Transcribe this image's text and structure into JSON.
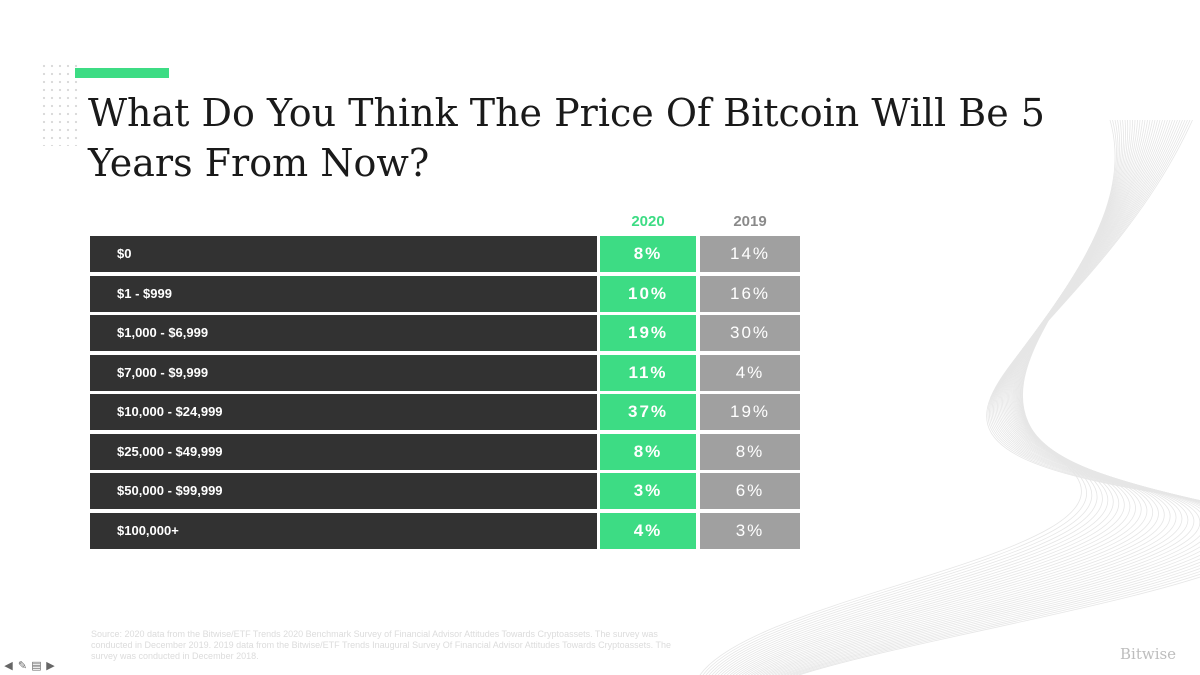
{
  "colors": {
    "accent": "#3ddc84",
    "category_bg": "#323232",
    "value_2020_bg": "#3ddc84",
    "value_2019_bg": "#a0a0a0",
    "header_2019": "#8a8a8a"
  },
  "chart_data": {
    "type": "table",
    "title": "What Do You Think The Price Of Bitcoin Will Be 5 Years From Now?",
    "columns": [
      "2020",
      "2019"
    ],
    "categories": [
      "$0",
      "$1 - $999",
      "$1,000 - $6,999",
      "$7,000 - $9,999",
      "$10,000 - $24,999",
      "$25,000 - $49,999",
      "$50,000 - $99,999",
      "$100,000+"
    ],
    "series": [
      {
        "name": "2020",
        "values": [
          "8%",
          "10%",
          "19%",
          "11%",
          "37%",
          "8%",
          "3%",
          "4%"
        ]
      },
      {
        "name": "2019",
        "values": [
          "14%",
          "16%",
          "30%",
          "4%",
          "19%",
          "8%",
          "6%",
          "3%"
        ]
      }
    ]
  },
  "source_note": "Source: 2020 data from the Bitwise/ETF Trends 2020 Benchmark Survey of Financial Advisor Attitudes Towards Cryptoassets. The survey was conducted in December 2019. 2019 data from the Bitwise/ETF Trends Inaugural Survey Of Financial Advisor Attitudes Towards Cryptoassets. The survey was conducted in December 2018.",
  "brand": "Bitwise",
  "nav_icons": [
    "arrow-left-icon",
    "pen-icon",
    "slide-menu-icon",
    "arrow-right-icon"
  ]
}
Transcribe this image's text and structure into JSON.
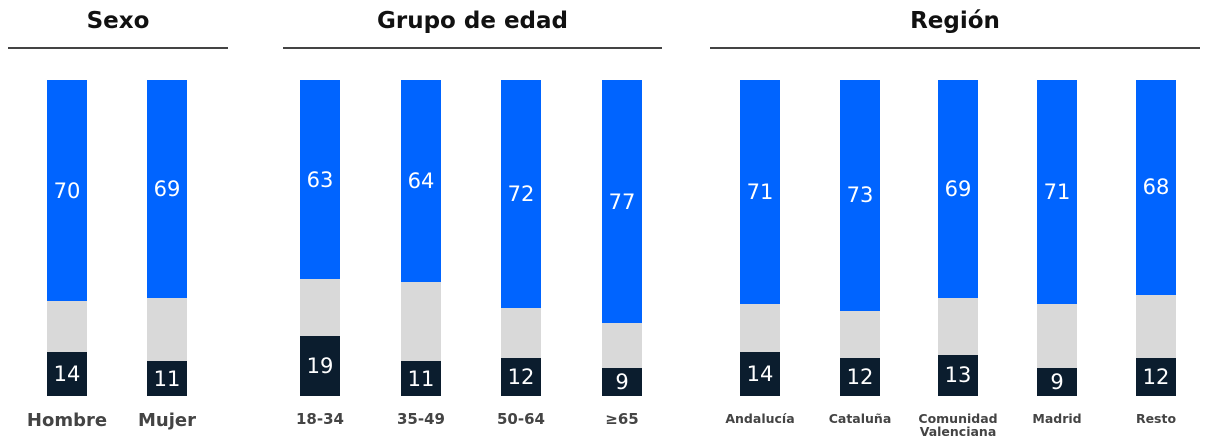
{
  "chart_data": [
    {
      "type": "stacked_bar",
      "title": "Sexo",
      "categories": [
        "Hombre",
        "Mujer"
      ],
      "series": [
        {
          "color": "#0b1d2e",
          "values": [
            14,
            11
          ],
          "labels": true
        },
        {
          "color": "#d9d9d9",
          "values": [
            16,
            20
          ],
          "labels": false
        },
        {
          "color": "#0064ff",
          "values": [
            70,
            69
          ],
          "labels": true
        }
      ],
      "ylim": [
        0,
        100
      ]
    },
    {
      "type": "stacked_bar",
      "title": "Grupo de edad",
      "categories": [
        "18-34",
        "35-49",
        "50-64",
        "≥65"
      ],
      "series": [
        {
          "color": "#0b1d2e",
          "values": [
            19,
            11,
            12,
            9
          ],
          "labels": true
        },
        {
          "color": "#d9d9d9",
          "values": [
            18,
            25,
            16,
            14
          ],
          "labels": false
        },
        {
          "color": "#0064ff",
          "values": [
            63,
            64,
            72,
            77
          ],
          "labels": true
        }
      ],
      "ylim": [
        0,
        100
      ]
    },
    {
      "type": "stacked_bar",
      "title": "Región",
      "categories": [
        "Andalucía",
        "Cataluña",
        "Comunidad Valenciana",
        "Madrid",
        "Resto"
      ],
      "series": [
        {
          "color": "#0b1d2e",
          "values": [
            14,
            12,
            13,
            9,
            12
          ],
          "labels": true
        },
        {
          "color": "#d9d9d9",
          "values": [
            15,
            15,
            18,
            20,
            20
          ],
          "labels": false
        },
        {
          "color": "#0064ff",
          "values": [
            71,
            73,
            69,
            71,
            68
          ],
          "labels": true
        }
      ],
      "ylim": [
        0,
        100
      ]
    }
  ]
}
________________________________________
Pictures don't belong in the copy. Transcribe every record exactly as it appears.

SOLUTION
Transcribe this image's text and structure into JSON.
{
  "colors": {
    "accent": "#3ddc84",
    "category_bg": "#323232",
    "value_2020_bg": "#3ddc84",
    "value_2019_bg": "#a0a0a0",
    "header_2019": "#8a8a8a"
  },
  "chart_data": {
    "type": "table",
    "title": "What Do You Think The Price Of Bitcoin Will Be 5 Years From Now?",
    "columns": [
      "2020",
      "2019"
    ],
    "categories": [
      "$0",
      "$1 - $999",
      "$1,000 - $6,999",
      "$7,000 - $9,999",
      "$10,000 - $24,999",
      "$25,000 - $49,999",
      "$50,000 - $99,999",
      "$100,000+"
    ],
    "series": [
      {
        "name": "2020",
        "values": [
          "8%",
          "10%",
          "19%",
          "11%",
          "37%",
          "8%",
          "3%",
          "4%"
        ]
      },
      {
        "name": "2019",
        "values": [
          "14%",
          "16%",
          "30%",
          "4%",
          "19%",
          "8%",
          "6%",
          "3%"
        ]
      }
    ]
  },
  "source_note": "Source: 2020 data from the Bitwise/ETF Trends 2020 Benchmark Survey of Financial Advisor Attitudes Towards Cryptoassets. The survey was conducted in December 2019. 2019 data from the Bitwise/ETF Trends Inaugural Survey Of Financial Advisor Attitudes Towards Cryptoassets. The survey was conducted in December 2018.",
  "brand": "Bitwise",
  "nav_icons": [
    "arrow-left-icon",
    "pen-icon",
    "slide-menu-icon",
    "arrow-right-icon"
  ]
}
Transcribe this image's text and structure into JSON.
{
  "chart_data": [
    {
      "type": "stacked_bar",
      "title": "Sexo",
      "categories": [
        "Hombre",
        "Mujer"
      ],
      "series": [
        {
          "color": "#0b1d2e",
          "values": [
            14,
            11
          ],
          "labels": true
        },
        {
          "color": "#d9d9d9",
          "values": [
            16,
            20
          ],
          "labels": false
        },
        {
          "color": "#0064ff",
          "values": [
            70,
            69
          ],
          "labels": true
        }
      ],
      "ylim": [
        0,
        100
      ]
    },
    {
      "type": "stacked_bar",
      "title": "Grupo de edad",
      "categories": [
        "18-34",
        "35-49",
        "50-64",
        "≥65"
      ],
      "series": [
        {
          "color": "#0b1d2e",
          "values": [
            19,
            11,
            12,
            9
          ],
          "labels": true
        },
        {
          "color": "#d9d9d9",
          "values": [
            18,
            25,
            16,
            14
          ],
          "labels": false
        },
        {
          "color": "#0064ff",
          "values": [
            63,
            64,
            72,
            77
          ],
          "labels": true
        }
      ],
      "ylim": [
        0,
        100
      ]
    },
    {
      "type": "stacked_bar",
      "title": "Región",
      "categories": [
        "Andalucía",
        "Cataluña",
        "Comunidad Valenciana",
        "Madrid",
        "Resto"
      ],
      "series": [
        {
          "color": "#0b1d2e",
          "values": [
            14,
            12,
            13,
            9,
            12
          ],
          "labels": true
        },
        {
          "color": "#d9d9d9",
          "values": [
            15,
            15,
            18,
            20,
            20
          ],
          "labels": false
        },
        {
          "color": "#0064ff",
          "values": [
            71,
            73,
            69,
            71,
            68
          ],
          "labels": true
        }
      ],
      "ylim": [
        0,
        100
      ]
    }
  ]
}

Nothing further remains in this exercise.